Extract ->
In 1969 Arlene Blum -- who two years ago led a team of women in the first American conquest of Annapurna -- applied to join a climb in Afghanistan. After several months she got an answer that acknowledged that she was the best-qualified applicant, but went on to say:

"One woman and nine men would seem to me to be unpleasant, high on the open ice, not only in excretory situations, but in the easy masculine companionship which is so vital a part of the joy of an expedition. Sorry as hell."

Women have been climbing the high Himalayas for 130 years, but until very recently you could still find men who insisted that "women climbers either aren't good climbers or they aren't real women," who would admit women as cooks at base camp but not as climbers, who would literally threaten to quit a climb -- as Sir Edmund Hillary once did -- if a woman went along.

When they were allowed on the mountains, they were pursued with morbid attention. No mattr that the whole team came down with dysentery; the big news that made the world wires was that the woman member had it. Her intestines made an international sensation.

"Sexism in climbing is a circular problem," said Blum, in town for an American Alpine Club meeting. "It's true, there aren't that many qualified women climbers yet, but how are they going to learn if they don't climb?"

It's a tired debate anyway: Men have longer muscles, women have more agility; men have the power, women have the endurance; men can reach higher, women's smaller feet fit into cracks and ladder-holds.

"Comparing is unfortunate, I think. It depends which men and which women.

At that level the main thing is motivation. I've taught climbing classes, and some seem like natural climbers and some are complete klutzes. But you absolutely can't tell from that which ones will be the great climbers."

At 35 Blum, a biochemist at Berkeley, is a veteran of 17 years on the big mountains. She was on the first all-woman climb of McKinley in 1970 and the 1976 American Everest expedition. Last summer she led a team of women to the world's first ascent of Brigupanth, 22,218 feet, in India. But it was the conquest of Annapurna -- at the cost of two women's lives -- that first showed her leadership qualities.

It also coaxed from her a book that probably is unsurpassed as an anatomy of a Himalayan climb. For one thing, the photos put the reader on the ridges and slopes of the terrible mountain in such a logical way that one can follow every move, every problem. More important, "Annapurna, A Women's Place" reveals a climber's world that most of us barely guessed at.

Nobody climbs a Himalayan peak just once; you climb it five or six or a dozen times: up to Camp III with kerosene, down to Base to settle a strike by Sherpa porters; back up to Camp V with crampons. And all the time there is the problem of conflicts over leadership, over supplies, over routes and philosophies of climbing.

Some of the women wanted to keep the Sherpas from leading any part of the route; others refused to attempt the peak without them. The two women who died, Vera Watson and Alison Chadwick-Onyszkiewicz, tried it alone from the highest camp and evidently fell down the steep icy pitch into a crevasse.

"It wouldn't have made the slightest difference if they'd had Sherpas along," Blum said.

Work request ->
Copy the passage of the article on women climbers from "When they were" to "cracks and ladder-holds.", substituting "altitude sickness" for "dysentery".

Data for review ->
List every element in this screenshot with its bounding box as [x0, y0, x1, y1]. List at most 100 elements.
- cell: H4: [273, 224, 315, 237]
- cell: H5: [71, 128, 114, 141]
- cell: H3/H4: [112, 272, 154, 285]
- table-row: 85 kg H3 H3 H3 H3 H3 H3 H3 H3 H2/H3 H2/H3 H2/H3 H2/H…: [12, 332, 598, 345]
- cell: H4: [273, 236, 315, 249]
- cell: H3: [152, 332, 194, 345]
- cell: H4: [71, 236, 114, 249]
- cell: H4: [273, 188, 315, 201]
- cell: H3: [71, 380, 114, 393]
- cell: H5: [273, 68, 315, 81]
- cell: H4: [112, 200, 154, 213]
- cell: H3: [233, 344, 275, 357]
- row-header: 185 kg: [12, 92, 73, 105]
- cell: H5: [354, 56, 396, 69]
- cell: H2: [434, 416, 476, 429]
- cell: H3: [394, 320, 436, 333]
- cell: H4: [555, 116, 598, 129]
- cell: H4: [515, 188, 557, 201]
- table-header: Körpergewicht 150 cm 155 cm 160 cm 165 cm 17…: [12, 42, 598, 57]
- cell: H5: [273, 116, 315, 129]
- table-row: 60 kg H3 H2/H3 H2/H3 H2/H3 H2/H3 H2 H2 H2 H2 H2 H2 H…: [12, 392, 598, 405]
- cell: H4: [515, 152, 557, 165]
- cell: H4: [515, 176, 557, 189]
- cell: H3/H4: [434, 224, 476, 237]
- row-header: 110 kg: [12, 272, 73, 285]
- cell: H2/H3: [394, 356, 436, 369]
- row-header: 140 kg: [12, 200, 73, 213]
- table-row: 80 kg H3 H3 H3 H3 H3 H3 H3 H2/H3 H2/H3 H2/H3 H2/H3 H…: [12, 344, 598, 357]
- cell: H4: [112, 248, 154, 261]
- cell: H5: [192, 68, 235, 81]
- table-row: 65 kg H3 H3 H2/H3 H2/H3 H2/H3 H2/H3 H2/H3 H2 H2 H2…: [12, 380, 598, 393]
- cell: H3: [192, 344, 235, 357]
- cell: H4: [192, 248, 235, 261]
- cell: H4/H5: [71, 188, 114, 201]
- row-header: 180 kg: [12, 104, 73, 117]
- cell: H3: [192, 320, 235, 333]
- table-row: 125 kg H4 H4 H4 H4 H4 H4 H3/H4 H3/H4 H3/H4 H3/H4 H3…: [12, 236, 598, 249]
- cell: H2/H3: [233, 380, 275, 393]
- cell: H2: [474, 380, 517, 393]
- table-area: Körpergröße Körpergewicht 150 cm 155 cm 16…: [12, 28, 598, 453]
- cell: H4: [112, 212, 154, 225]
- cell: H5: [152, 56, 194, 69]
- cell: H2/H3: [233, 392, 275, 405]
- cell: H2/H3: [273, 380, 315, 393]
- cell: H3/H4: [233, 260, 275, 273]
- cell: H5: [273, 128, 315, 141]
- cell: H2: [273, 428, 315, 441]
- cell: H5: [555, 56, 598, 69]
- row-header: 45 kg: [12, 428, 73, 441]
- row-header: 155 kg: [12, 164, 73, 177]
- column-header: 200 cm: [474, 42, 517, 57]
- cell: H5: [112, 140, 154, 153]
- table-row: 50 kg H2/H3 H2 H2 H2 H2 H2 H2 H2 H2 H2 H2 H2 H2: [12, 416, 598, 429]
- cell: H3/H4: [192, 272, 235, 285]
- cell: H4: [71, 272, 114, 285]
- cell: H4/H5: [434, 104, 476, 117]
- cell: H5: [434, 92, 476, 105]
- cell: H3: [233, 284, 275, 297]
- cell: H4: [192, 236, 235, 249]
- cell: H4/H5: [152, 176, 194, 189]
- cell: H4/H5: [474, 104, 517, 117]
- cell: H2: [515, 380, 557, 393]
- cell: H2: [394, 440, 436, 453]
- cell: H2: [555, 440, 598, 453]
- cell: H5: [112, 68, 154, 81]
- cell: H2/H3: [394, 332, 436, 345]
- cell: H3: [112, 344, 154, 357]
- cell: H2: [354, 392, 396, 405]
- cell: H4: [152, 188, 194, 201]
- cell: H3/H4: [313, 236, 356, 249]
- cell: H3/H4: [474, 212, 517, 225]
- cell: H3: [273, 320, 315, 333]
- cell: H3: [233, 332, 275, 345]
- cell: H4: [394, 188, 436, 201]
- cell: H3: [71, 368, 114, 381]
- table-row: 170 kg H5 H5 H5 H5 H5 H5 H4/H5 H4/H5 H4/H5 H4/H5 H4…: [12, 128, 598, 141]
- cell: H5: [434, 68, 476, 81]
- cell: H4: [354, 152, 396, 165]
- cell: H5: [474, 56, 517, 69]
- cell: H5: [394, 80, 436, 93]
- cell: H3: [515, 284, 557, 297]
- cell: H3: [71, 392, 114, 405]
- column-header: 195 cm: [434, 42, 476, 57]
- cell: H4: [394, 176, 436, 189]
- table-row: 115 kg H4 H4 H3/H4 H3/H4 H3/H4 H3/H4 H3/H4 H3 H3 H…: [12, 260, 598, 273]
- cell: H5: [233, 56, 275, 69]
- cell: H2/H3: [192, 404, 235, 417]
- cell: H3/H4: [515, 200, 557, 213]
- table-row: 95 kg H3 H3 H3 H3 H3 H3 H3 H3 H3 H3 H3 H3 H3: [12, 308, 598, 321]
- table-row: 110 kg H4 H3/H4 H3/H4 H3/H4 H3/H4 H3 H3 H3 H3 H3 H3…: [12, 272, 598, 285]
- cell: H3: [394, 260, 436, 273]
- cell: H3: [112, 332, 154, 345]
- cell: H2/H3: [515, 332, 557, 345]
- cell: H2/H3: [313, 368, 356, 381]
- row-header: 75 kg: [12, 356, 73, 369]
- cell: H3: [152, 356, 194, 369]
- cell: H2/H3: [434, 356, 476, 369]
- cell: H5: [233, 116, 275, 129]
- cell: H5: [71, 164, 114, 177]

Response to this task ->
When they were allowed on the mountains, they were pursued with morbid attention. No mattr that the whole team came down with altitude sickness; the big news that made the world wires was that the woman member had it. Her intestines made an international sensation.

"Sexism in climbing is a circular problem," said Blum, in town for an American Alpine Club meeting. "It's true, there aren't that many qualified women climbers yet, but how are they going to learn if they don't climb?"

It's a tired debate anyway: Men have longer muscles, women have more agility; men have the power, women have the endurance; men can reach higher, women's smaller feet fit into cracks and ladder-holds.